◆ **Exercise description**
For every line in the data below that contains "příkopu", copy the line.

Collection entries
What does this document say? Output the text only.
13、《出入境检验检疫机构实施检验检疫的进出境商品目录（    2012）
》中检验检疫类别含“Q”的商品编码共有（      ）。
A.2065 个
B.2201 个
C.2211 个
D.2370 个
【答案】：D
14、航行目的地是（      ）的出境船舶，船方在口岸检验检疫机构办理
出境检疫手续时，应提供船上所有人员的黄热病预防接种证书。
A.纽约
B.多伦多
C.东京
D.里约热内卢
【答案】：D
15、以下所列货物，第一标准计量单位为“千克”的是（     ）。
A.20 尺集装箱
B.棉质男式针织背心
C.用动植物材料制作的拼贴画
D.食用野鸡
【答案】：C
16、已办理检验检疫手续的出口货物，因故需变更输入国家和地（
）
==
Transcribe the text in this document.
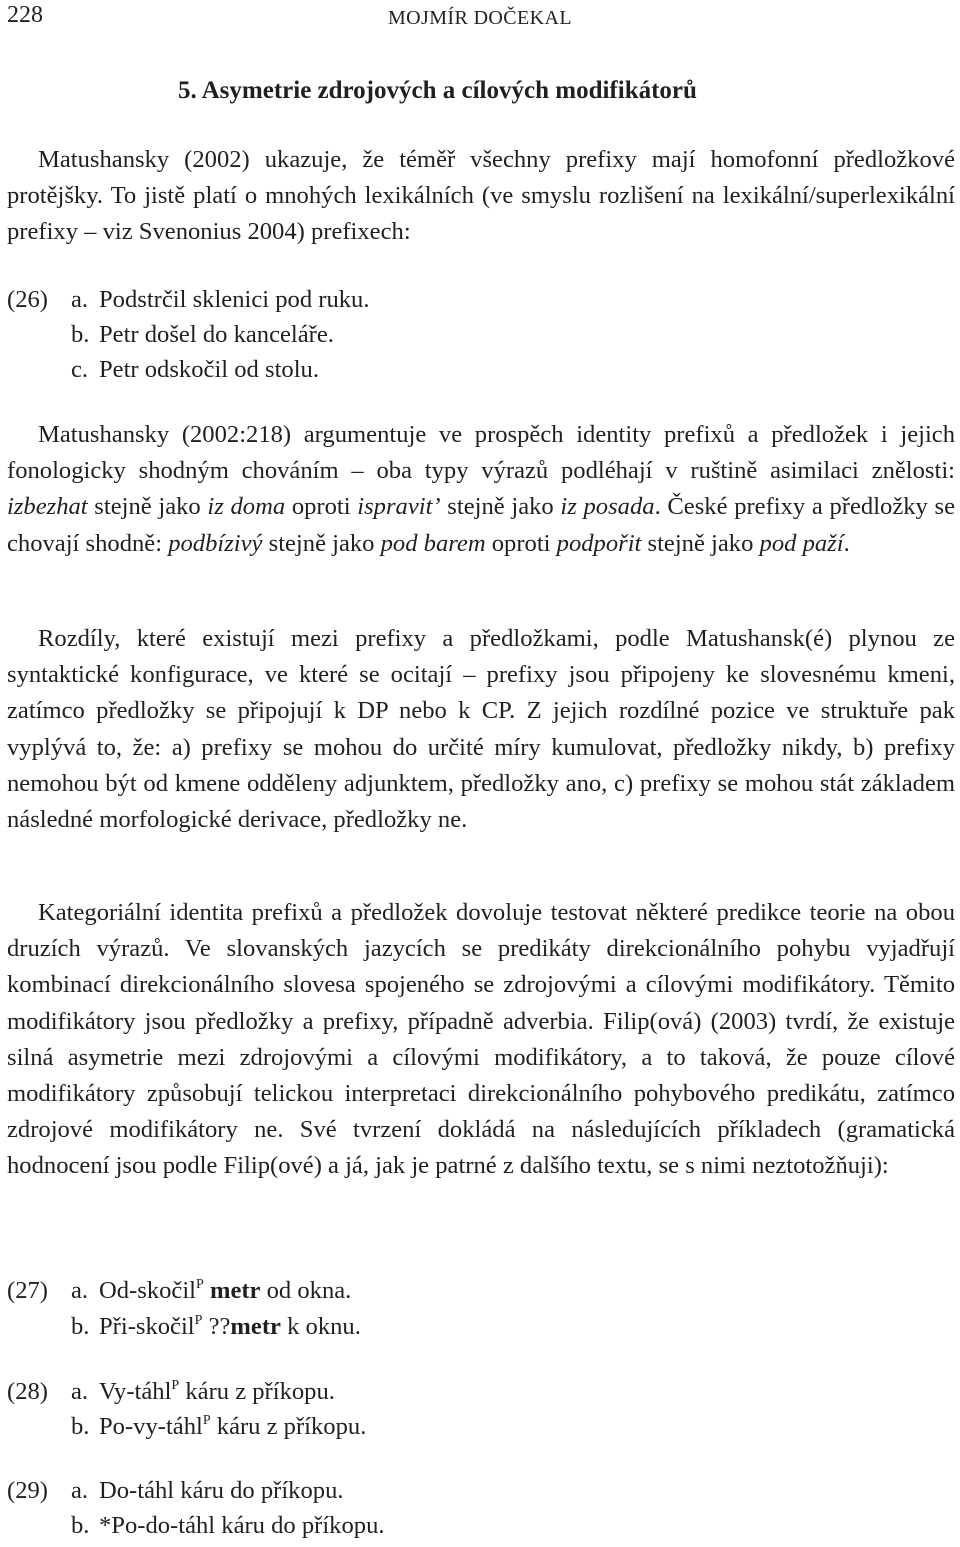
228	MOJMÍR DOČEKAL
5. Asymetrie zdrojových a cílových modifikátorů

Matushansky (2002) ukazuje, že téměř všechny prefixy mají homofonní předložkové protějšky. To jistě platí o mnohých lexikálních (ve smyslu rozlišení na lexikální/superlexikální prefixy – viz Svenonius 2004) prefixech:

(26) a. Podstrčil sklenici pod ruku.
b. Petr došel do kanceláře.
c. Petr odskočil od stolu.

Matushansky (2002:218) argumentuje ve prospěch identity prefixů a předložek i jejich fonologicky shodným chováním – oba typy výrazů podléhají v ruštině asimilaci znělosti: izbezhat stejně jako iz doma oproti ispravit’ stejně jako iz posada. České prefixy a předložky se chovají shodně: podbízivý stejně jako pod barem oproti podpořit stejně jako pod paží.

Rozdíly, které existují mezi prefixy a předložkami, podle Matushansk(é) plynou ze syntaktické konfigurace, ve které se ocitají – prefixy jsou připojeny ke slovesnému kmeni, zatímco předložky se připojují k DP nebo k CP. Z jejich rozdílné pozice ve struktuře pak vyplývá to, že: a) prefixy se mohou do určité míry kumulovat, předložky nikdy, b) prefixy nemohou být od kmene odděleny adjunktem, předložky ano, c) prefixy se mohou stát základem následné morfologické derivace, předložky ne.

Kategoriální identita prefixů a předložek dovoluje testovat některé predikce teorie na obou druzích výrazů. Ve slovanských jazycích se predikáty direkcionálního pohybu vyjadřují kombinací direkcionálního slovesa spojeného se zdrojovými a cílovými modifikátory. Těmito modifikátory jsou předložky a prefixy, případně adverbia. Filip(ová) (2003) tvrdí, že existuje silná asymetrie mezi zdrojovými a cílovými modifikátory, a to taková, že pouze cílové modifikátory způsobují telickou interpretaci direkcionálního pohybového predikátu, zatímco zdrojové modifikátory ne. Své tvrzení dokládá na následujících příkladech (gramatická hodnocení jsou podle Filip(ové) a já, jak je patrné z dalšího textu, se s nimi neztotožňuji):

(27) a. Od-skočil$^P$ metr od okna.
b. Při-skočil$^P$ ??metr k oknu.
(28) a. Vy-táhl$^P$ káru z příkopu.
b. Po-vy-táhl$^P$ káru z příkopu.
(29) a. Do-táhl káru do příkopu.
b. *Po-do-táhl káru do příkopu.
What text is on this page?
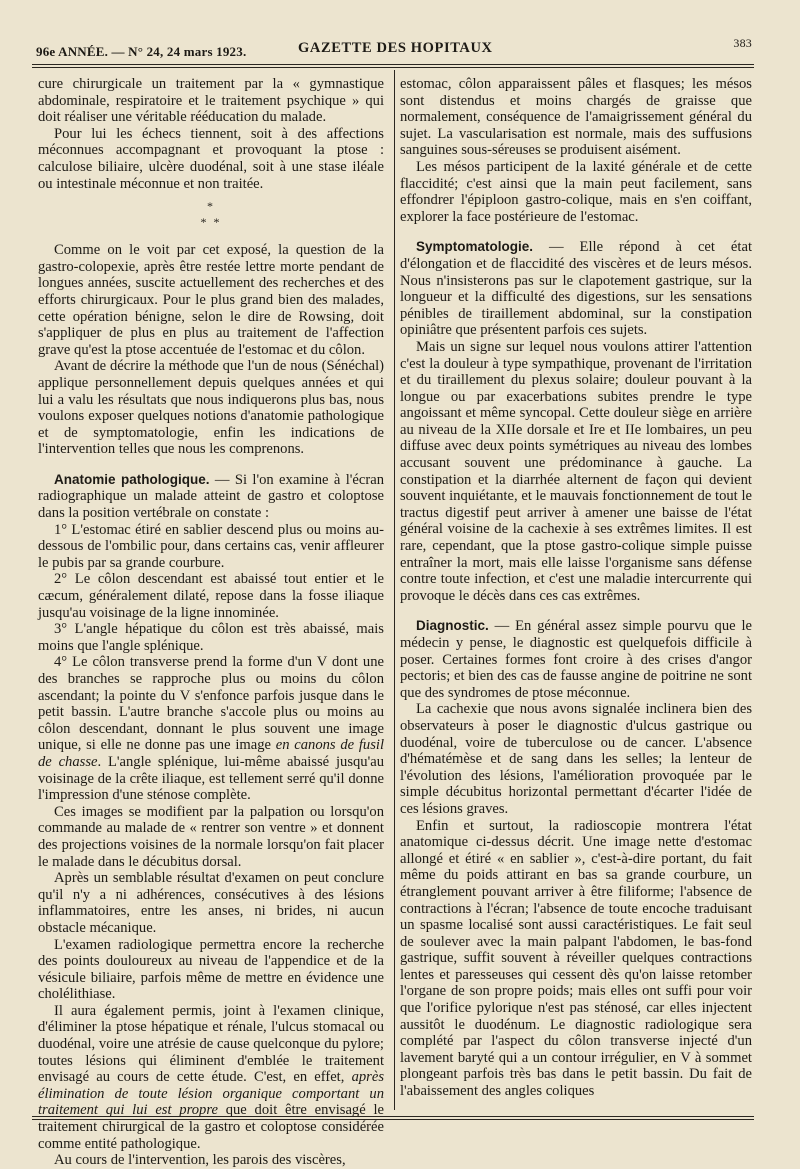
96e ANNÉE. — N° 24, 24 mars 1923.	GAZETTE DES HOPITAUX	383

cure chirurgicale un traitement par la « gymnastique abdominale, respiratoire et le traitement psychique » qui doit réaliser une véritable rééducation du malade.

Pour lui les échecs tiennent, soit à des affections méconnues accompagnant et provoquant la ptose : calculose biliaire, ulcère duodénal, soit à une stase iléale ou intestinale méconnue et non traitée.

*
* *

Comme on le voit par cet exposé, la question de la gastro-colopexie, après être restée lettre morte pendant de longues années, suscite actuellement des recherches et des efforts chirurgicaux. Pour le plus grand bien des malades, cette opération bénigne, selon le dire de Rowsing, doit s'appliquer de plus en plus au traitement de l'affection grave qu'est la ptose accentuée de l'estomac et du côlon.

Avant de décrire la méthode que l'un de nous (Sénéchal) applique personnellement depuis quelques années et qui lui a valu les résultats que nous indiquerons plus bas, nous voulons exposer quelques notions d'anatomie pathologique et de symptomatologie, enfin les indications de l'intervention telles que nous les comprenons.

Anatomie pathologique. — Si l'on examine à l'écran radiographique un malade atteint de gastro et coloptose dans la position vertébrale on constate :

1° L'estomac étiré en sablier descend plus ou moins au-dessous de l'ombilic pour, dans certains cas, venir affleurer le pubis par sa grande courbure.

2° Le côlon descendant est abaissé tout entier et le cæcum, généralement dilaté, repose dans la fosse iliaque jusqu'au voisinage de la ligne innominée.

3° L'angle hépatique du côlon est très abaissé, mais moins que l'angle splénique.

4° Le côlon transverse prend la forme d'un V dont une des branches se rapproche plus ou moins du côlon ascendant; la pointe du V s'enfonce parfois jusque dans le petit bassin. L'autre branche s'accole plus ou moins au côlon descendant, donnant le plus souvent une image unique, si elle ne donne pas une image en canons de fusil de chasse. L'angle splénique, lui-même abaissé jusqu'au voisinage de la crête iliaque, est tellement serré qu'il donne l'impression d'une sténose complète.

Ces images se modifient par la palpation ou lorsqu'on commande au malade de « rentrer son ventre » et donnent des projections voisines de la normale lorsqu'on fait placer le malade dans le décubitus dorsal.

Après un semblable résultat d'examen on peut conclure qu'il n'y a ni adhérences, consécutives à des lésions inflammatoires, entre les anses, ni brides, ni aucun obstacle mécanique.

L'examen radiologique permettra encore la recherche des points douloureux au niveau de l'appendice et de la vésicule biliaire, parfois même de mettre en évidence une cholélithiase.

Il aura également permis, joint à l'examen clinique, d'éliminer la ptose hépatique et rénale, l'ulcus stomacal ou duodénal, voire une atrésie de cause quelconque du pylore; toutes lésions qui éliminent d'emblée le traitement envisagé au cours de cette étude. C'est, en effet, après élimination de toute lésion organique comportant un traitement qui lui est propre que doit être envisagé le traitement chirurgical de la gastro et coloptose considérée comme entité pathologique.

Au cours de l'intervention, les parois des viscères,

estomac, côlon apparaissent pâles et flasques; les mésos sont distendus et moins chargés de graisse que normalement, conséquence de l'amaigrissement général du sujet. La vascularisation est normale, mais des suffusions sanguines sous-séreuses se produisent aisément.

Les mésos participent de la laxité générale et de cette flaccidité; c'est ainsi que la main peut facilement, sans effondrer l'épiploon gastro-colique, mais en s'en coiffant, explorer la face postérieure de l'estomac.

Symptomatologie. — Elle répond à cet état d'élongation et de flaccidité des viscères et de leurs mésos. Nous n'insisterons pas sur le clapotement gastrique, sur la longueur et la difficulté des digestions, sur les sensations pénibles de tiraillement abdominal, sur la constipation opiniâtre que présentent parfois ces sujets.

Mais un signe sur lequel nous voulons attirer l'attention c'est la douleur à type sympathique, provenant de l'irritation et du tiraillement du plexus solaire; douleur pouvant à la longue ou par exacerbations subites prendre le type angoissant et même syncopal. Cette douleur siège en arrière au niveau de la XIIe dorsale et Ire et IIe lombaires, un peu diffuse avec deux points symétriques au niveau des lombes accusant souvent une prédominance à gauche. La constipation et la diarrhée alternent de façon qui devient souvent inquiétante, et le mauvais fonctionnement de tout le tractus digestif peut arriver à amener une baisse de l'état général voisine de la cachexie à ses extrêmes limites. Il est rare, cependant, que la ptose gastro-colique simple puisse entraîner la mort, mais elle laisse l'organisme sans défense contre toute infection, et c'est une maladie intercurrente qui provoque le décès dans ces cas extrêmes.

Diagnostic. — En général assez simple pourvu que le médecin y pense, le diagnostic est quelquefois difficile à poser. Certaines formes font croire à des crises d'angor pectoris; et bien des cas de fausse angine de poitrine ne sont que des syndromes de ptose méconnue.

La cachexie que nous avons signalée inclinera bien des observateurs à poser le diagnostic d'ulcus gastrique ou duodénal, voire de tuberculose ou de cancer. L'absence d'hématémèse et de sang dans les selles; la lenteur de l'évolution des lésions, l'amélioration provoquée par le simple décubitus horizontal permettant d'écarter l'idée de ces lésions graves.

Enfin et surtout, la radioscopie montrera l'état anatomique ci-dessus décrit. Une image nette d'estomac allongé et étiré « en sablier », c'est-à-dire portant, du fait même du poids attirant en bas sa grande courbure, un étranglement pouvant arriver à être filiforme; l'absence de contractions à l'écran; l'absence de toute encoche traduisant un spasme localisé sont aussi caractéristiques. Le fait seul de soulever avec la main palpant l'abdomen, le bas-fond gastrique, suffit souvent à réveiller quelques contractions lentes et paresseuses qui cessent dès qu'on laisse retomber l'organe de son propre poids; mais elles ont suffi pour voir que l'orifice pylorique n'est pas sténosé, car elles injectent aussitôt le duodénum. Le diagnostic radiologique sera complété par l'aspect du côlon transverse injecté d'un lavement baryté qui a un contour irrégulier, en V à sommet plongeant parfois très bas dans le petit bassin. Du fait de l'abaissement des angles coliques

◆ **Written reply**
(28) a. Vy-táhl$^P$ káru z příkopu.
b. Po-vy-táhl$^P$ káru z příkopu.
(29) a. Do-táhl káru do příkopu.
b. *Po-do-táhl káru do příkopu.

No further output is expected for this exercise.